(begin)

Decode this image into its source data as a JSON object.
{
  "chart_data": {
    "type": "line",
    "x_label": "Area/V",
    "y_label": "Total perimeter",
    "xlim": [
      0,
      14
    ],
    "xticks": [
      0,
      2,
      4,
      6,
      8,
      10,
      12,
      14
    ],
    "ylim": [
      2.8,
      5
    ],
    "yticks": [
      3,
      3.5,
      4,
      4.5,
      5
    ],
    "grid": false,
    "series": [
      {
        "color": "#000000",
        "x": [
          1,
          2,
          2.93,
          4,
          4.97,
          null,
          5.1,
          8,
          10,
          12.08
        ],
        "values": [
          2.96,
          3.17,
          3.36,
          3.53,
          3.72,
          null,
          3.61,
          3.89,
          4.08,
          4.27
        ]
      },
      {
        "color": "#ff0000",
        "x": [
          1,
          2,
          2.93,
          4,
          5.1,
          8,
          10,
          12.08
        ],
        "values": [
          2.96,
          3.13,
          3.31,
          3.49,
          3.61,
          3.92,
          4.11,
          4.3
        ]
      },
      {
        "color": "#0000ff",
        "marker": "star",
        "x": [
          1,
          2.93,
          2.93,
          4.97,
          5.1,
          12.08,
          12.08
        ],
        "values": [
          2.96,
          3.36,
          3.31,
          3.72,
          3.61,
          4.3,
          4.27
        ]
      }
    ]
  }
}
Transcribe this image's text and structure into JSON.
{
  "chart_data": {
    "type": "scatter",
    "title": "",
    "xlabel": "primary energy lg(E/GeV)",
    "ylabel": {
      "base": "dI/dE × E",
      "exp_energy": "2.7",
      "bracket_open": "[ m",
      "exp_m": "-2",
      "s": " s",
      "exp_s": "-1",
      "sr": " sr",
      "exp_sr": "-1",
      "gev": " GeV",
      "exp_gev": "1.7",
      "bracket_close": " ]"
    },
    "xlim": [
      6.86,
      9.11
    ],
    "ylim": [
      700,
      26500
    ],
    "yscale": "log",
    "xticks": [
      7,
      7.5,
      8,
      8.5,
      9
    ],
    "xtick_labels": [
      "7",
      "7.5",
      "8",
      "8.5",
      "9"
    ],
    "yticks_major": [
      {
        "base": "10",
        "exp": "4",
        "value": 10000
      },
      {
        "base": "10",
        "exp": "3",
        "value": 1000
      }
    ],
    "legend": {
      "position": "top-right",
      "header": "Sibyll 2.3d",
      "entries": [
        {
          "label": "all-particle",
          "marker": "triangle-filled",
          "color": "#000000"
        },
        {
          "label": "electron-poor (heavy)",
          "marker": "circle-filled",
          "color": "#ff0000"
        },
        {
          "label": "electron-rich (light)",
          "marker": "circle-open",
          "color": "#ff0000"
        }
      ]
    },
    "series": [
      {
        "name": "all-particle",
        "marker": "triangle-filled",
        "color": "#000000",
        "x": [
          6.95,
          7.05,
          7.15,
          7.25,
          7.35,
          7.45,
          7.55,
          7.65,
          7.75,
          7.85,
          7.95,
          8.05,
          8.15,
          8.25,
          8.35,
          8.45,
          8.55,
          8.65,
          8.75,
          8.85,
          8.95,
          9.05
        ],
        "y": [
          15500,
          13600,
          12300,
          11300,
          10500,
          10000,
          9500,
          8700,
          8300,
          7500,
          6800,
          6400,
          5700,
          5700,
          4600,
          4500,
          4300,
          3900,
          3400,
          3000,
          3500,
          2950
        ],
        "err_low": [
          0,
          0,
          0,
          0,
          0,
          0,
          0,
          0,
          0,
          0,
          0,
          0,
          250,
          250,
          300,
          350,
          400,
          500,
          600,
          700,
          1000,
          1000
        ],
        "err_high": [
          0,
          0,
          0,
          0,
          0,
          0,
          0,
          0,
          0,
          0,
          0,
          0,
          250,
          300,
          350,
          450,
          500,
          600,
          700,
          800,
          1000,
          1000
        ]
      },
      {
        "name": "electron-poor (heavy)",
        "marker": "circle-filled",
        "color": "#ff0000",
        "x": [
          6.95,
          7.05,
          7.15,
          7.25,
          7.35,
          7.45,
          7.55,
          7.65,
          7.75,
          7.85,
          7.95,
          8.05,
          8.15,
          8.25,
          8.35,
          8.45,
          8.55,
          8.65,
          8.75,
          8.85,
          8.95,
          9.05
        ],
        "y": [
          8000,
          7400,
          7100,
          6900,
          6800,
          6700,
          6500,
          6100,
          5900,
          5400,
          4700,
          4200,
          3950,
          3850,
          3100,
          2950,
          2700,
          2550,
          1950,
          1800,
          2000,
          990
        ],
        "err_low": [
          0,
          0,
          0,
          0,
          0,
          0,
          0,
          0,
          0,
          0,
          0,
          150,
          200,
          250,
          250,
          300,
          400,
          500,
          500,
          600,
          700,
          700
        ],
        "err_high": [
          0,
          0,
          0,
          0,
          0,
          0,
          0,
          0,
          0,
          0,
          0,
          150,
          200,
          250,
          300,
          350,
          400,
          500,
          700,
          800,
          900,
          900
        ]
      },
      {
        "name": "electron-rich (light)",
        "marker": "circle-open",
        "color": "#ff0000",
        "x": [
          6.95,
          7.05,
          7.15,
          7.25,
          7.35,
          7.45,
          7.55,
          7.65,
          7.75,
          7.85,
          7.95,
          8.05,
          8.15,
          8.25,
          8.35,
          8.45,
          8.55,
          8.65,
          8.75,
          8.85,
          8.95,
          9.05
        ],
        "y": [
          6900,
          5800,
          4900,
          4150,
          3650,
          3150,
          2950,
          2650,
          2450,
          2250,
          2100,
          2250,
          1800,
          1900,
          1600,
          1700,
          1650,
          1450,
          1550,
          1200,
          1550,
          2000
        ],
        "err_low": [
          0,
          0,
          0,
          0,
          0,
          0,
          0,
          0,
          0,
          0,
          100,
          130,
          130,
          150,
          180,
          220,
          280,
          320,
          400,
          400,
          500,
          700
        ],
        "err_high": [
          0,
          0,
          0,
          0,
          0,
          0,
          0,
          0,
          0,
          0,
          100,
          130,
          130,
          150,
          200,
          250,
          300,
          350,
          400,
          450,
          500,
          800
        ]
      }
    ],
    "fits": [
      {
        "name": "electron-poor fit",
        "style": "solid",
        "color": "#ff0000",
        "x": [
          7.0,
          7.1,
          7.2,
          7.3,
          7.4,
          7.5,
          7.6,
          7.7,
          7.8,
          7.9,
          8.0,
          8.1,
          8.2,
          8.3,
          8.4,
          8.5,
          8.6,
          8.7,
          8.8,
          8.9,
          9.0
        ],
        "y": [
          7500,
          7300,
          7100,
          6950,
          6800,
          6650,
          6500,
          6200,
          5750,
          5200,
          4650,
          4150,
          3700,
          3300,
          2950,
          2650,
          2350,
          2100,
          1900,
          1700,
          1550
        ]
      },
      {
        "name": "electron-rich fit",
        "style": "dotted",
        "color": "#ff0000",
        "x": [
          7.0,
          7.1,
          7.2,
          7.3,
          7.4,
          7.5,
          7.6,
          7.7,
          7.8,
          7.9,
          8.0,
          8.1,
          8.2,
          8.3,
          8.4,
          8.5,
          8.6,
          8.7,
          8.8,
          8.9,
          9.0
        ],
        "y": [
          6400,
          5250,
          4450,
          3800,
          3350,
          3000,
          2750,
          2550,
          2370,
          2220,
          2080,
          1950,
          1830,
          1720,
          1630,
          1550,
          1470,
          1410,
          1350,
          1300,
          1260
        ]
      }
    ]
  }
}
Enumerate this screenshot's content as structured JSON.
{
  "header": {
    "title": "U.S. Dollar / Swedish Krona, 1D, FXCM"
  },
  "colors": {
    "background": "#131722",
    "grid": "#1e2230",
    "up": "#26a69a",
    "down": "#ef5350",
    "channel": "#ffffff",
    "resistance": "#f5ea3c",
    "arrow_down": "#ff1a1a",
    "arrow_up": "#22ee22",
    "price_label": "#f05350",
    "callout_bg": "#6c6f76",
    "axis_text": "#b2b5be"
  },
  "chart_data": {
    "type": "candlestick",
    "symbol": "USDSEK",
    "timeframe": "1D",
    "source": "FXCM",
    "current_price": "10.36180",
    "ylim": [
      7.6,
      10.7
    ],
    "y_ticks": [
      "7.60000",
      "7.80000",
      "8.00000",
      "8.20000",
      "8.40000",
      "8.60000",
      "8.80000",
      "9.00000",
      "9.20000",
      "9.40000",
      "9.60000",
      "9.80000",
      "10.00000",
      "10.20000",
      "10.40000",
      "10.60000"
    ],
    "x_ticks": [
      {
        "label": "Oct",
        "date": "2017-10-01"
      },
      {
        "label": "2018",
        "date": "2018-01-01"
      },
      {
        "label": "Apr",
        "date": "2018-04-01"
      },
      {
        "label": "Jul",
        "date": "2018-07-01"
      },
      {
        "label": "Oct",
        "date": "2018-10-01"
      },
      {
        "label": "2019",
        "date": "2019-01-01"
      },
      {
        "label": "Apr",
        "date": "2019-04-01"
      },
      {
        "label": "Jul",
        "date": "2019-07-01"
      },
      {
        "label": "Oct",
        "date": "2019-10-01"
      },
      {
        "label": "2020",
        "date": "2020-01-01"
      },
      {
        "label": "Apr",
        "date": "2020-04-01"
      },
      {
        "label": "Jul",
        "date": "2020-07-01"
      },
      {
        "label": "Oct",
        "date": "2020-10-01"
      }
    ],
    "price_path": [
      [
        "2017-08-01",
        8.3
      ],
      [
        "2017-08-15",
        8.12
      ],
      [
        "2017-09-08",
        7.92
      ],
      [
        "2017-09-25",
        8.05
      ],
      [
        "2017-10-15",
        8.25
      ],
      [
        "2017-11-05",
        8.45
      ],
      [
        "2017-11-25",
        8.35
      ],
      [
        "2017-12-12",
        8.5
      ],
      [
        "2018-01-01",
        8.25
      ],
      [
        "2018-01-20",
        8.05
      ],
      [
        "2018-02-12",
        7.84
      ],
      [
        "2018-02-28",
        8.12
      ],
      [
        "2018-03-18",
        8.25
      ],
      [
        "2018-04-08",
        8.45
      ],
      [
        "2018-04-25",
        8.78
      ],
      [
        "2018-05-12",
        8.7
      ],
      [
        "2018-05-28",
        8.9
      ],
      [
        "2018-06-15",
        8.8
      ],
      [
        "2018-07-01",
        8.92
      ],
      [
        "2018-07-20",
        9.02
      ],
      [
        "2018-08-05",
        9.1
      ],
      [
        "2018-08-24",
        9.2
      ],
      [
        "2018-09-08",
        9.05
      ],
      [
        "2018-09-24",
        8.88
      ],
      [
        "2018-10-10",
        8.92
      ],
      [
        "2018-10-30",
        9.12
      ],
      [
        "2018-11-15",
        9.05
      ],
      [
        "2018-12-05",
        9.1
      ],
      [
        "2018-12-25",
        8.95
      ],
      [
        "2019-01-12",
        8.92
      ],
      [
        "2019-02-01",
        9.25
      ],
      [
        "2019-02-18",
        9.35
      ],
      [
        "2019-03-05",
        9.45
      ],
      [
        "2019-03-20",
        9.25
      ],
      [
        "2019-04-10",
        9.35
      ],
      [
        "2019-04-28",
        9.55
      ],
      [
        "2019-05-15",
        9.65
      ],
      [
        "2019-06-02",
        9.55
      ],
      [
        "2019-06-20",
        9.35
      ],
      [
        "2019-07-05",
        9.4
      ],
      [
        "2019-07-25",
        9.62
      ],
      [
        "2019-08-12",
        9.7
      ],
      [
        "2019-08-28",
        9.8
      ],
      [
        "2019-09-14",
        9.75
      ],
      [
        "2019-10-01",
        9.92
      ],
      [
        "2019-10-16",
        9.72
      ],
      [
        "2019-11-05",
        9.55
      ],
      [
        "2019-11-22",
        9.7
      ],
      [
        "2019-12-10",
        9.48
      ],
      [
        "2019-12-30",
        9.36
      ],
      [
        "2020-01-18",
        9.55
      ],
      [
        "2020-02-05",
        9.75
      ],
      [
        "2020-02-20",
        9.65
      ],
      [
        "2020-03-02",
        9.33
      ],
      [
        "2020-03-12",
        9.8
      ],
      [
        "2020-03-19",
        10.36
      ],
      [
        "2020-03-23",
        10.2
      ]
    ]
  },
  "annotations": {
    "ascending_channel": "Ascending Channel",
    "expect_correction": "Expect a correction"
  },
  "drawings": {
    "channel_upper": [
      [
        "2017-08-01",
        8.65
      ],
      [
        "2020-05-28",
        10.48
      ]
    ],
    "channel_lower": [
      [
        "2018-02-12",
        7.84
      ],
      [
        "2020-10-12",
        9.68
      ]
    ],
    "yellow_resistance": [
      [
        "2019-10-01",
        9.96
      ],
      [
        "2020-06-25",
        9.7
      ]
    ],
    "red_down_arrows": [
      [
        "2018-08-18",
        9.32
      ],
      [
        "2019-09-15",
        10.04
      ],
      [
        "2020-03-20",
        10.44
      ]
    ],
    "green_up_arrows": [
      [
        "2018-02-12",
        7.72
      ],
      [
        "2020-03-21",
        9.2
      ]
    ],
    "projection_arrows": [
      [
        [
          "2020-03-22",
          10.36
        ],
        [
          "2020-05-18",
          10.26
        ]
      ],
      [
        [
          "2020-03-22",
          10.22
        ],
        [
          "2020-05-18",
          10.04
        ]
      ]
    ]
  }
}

(end)

- **Stated exercise**:
Copy down every line of the entries containing the word "title".

- **Worked answer**:
    "title": "",
    "title": "U.S. Dollar / Swedish Krona, 1D, FXCM"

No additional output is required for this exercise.